■ **DATASET ENTRIES**
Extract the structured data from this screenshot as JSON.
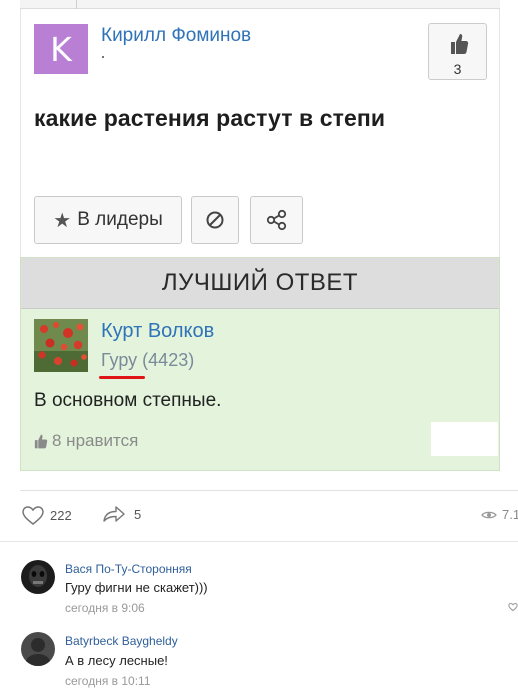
{
  "question": {
    "author_name": "Кирилл Фоминов",
    "author_initial": "K",
    "likes": "3",
    "title": "какие растения растут в степи"
  },
  "actions": {
    "leaders_label": "В лидеры"
  },
  "best_answer": {
    "header": "ЛУЧШИЙ ОТВЕТ",
    "author_name": "Курт Волков",
    "rank": "Гуру",
    "score": "(4423)",
    "text": "В основном степные.",
    "likes": "8 нравится"
  },
  "stats": {
    "likes": "222",
    "shares": "5",
    "views": "7.1"
  },
  "comments": [
    {
      "author": "Вася По-Ту-Сторонняя",
      "text": "Гуру фигни не скажет)))",
      "time": "сегодня в 9:06"
    },
    {
      "author": "Batyrbeck Bayghel​dy",
      "text": "А в лесу лесные!",
      "time": "сегодня в 10:11"
    }
  ],
  "colors": {
    "link": "#2f73b8",
    "best_bg": "#e4f4dc",
    "avatar_bg": "#b97fd4",
    "underline": "#e01515"
  }
}
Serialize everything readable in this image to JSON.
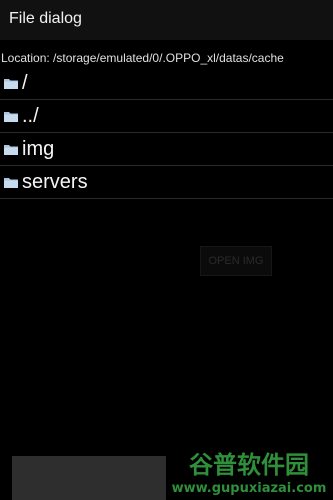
{
  "dialog": {
    "title": "File dialog"
  },
  "location": {
    "text": "Location: /storage/emulated/0/.OPPO_xl/datas/cache"
  },
  "files": [
    {
      "name": "/",
      "icon": "folder-icon"
    },
    {
      "name": "../",
      "icon": "folder-icon"
    },
    {
      "name": "img",
      "icon": "folder-icon"
    },
    {
      "name": "servers",
      "icon": "folder-icon"
    }
  ],
  "actions": {
    "open_label": "OPEN IMG"
  },
  "watermark": {
    "line1": "谷普软件园",
    "line2": "www.gupuxiazai.com"
  },
  "colors": {
    "background": "#000000",
    "folder": "#a9c4de",
    "watermark": "#2f8f3a"
  }
}
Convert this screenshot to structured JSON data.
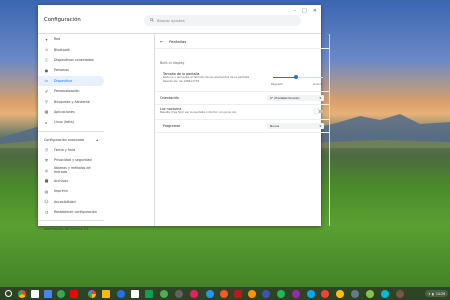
{
  "app": {
    "title": "Configuración"
  },
  "search": {
    "placeholder": "Buscar ajustes"
  },
  "sidebar": {
    "items": [
      {
        "label": "Red",
        "icon": "wifi-icon"
      },
      {
        "label": "Bluetooth",
        "icon": "bluetooth-icon"
      },
      {
        "label": "Dispositivos conectados",
        "icon": "phone-icon"
      },
      {
        "label": "Personas",
        "icon": "person-icon"
      },
      {
        "label": "Dispositivo",
        "icon": "laptop-icon",
        "active": true
      },
      {
        "label": "Personalización",
        "icon": "brush-icon"
      },
      {
        "label": "Búsqueda y Asistente",
        "icon": "search-icon"
      },
      {
        "label": "Aplicaciones",
        "icon": "apps-icon"
      },
      {
        "label": "Linux (beta)",
        "icon": "terminal-icon"
      }
    ],
    "advanced_label": "Configuración avanzada",
    "advanced_items": [
      {
        "label": "Fecha y hora",
        "icon": "clock-icon"
      },
      {
        "label": "Privacidad y seguridad",
        "icon": "shield-icon"
      },
      {
        "label": "Idiomas y métodos de entrada",
        "icon": "globe-icon"
      },
      {
        "label": "Archivos",
        "icon": "folder-icon"
      },
      {
        "label": "Imprimir",
        "icon": "printer-icon"
      },
      {
        "label": "Accesibilidad",
        "icon": "accessibility-icon"
      },
      {
        "label": "Restablecer configuración",
        "icon": "reset-icon"
      }
    ],
    "footer": "Información de Chrome OS"
  },
  "page": {
    "title": "Pantallas",
    "section": "Built-in display",
    "size": {
      "title": "Tamaño de la pantalla",
      "desc1": "Reduce o aumenta el tamaño de los elementos de la pantalla",
      "desc2": "Resolución de 1366x1776",
      "min_label": "Pequeño",
      "max_label": "Grande",
      "level": 0.45
    },
    "orientation": {
      "title": "Orientación",
      "value": "0° (Predeterminado)"
    },
    "night_light": {
      "title": "Luz nocturna",
      "desc": "Resulta más fácil ver la pantalla o dormir con poca luz",
      "enabled": false
    },
    "schedule": {
      "title": "Programar",
      "value": "Nunca"
    }
  },
  "tray": {
    "time": "14:29"
  },
  "colors": {
    "accent": "#1a73e8"
  }
}
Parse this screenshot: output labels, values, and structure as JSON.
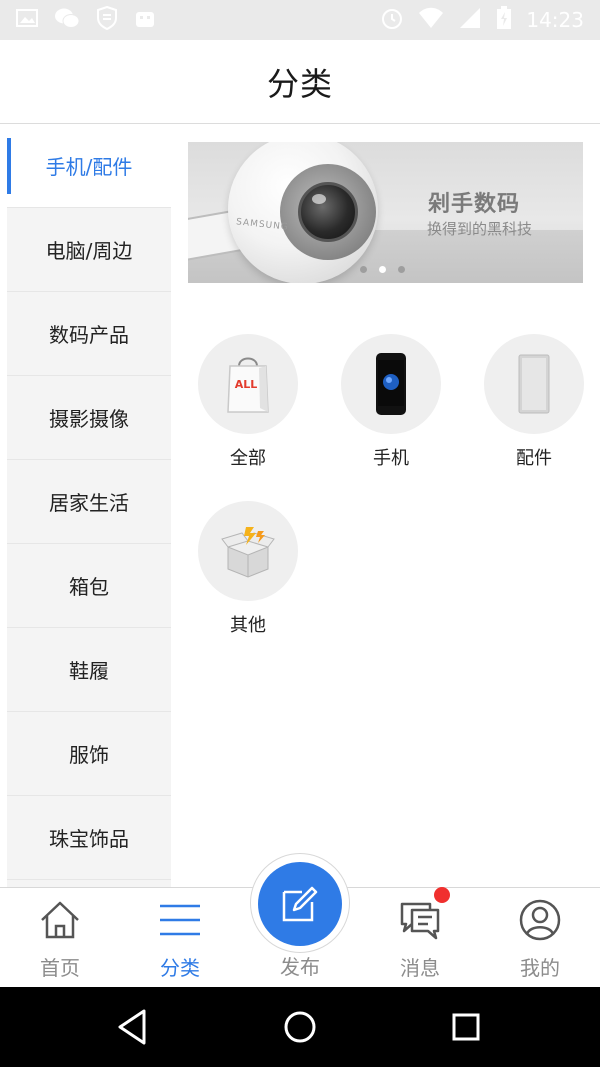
{
  "status_bar": {
    "time": "14:23"
  },
  "header": {
    "title": "分类"
  },
  "sidebar": {
    "items": [
      {
        "label": "手机/配件",
        "active": true
      },
      {
        "label": "电脑/周边",
        "active": false
      },
      {
        "label": "数码产品",
        "active": false
      },
      {
        "label": "摄影摄像",
        "active": false
      },
      {
        "label": "居家生活",
        "active": false
      },
      {
        "label": "箱包",
        "active": false
      },
      {
        "label": "鞋履",
        "active": false
      },
      {
        "label": "服饰",
        "active": false
      },
      {
        "label": "珠宝饰品",
        "active": false
      }
    ]
  },
  "banner": {
    "headline": "剁手数码",
    "subline": "换得到的黑科技",
    "product_brand": "SAMSUNG",
    "dots_count": 3,
    "active_dot_index": 1
  },
  "categories": [
    {
      "label": "全部",
      "icon": "shopping-bag-all-icon",
      "badge_text": "ALL"
    },
    {
      "label": "手机",
      "icon": "phone-icon"
    },
    {
      "label": "配件",
      "icon": "power-bank-icon"
    },
    {
      "label": "其他",
      "icon": "open-box-icon"
    }
  ],
  "bottom_nav": {
    "items": [
      {
        "label": "首页",
        "icon": "home-icon",
        "active": false
      },
      {
        "label": "分类",
        "icon": "list-icon",
        "active": true
      },
      {
        "label": "发布",
        "icon": "edit-icon",
        "active": false
      },
      {
        "label": "消息",
        "icon": "message-icon",
        "active": false,
        "has_badge": true
      },
      {
        "label": "我的",
        "icon": "user-icon",
        "active": false
      }
    ]
  },
  "colors": {
    "accent": "#2f7be6",
    "badge": "#f0302e",
    "sidebar_bg": "#f4f4f4",
    "status_bar_bg": "#eaeaea"
  }
}
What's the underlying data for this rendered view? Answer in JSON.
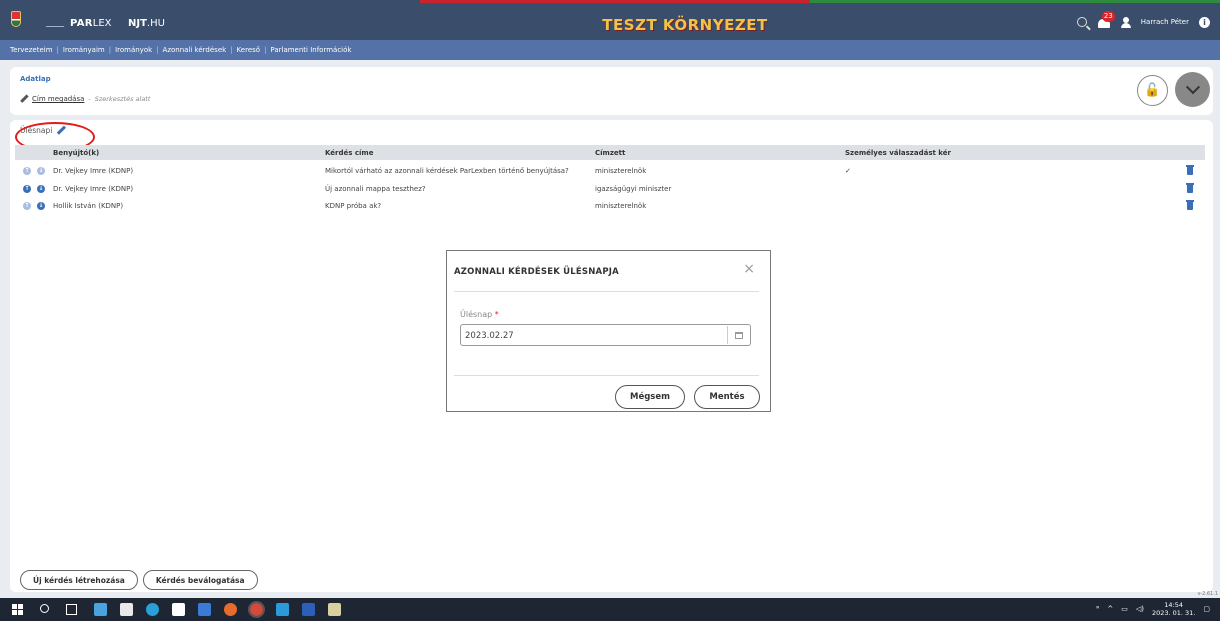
{
  "header": {
    "parlex_prefix": "PAR",
    "parlex_suffix": "LEX",
    "njt_prefix": "NJT",
    "njt_suffix": ".HU",
    "env_title": "TESZT KÖRNYEZET",
    "notification_count": "23",
    "user_name": "Harrach Péter",
    "info_symbol": "i",
    "colors": {
      "bar": "#3a4d6a",
      "env_title": "#f3c246",
      "badge": "#d8262d"
    }
  },
  "nav": {
    "items": [
      "Tervezeteim",
      "Irományaim",
      "Irományok",
      "Azonnali kérdések",
      "Kereső",
      "Parlamenti Információk"
    ],
    "separator": "|"
  },
  "detail": {
    "section_label": "Adatlap",
    "title": "Cím megadása",
    "separator": "-",
    "status": "Szerkesztés alatt",
    "lock_symbol": "🔓"
  },
  "session": {
    "label": "Ülésnapi"
  },
  "table": {
    "columns": [
      "Benyújtó(k)",
      "Kérdés címe",
      "Címzett",
      "Személyes válaszadást kér"
    ],
    "rows": [
      {
        "submitter": "Dr. Vejkey Imre (KDNP)",
        "question": "Mikortól várható az azonnali kérdések ParLexben történő benyújtása?",
        "recipient": "miniszterelnök",
        "personal": "✓"
      },
      {
        "submitter": "Dr. Vejkey Imre (KDNP)",
        "question": "Új azonnali mappa teszthez?",
        "recipient": "igazságügyi miniszter",
        "personal": ""
      },
      {
        "submitter": "Hollik István (KDNP)",
        "question": "KDNP próba ak?",
        "recipient": "miniszterelnök",
        "personal": ""
      }
    ],
    "icon_up": "↑",
    "icon_down": "↓"
  },
  "actions": {
    "new_question": "Új kérdés létrehozása",
    "select_question": "Kérdés beválogatása"
  },
  "version": "v-2.61.1",
  "modal": {
    "title": "AZONNALI KÉRDÉSEK ÜLÉSNAPJA",
    "close_symbol": "×",
    "field_label": "Ülésnap",
    "required_mark": "*",
    "field_value": "2023.02.27",
    "cancel_label": "Mégsem",
    "save_label": "Mentés"
  },
  "taskbar": {
    "time": "14:54",
    "date": "2023. 01. 31."
  }
}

■ **TASK OBJECTIVE**
Leave out the pictures, and please output only the lines from the line that contains "What's the underlying" through the end of the data, both ends included.

■ **COMPLETED TASK**
What's the underlying data for this rendered view? Answer in JSON.
{
  "header": {
    "parlex_prefix": "PAR",
    "parlex_suffix": "LEX",
    "njt_prefix": "NJT",
    "njt_suffix": ".HU",
    "env_title": "TESZT KÖRNYEZET",
    "notification_count": "23",
    "user_name": "Harrach Péter",
    "info_symbol": "i",
    "colors": {
      "bar": "#3a4d6a",
      "env_title": "#f3c246",
      "badge": "#d8262d"
    }
  },
  "nav": {
    "items": [
      "Tervezeteim",
      "Irományaim",
      "Irományok",
      "Azonnali kérdések",
      "Kereső",
      "Parlamenti Információk"
    ],
    "separator": "|"
  },
  "detail": {
    "section_label": "Adatlap",
    "title": "Cím megadása",
    "separator": "-",
    "status": "Szerkesztés alatt",
    "lock_symbol": "🔓"
  },
  "session": {
    "label": "Ülésnapi"
  },
  "table": {
    "columns": [
      "Benyújtó(k)",
      "Kérdés címe",
      "Címzett",
      "Személyes válaszadást kér"
    ],
    "rows": [
      {
        "submitter": "Dr. Vejkey Imre (KDNP)",
        "question": "Mikortól várható az azonnali kérdések ParLexben történő benyújtása?",
        "recipient": "miniszterelnök",
        "personal": "✓"
      },
      {
        "submitter": "Dr. Vejkey Imre (KDNP)",
        "question": "Új azonnali mappa teszthez?",
        "recipient": "igazságügyi miniszter",
        "personal": ""
      },
      {
        "submitter": "Hollik István (KDNP)",
        "question": "KDNP próba ak?",
        "recipient": "miniszterelnök",
        "personal": ""
      }
    ],
    "icon_up": "↑",
    "icon_down": "↓"
  },
  "actions": {
    "new_question": "Új kérdés létrehozása",
    "select_question": "Kérdés beválogatása"
  },
  "version": "v-2.61.1",
  "modal": {
    "title": "AZONNALI KÉRDÉSEK ÜLÉSNAPJA",
    "close_symbol": "×",
    "field_label": "Ülésnap",
    "required_mark": "*",
    "field_value": "2023.02.27",
    "cancel_label": "Mégsem",
    "save_label": "Mentés"
  },
  "taskbar": {
    "time": "14:54",
    "date": "2023. 01. 31."
  }
}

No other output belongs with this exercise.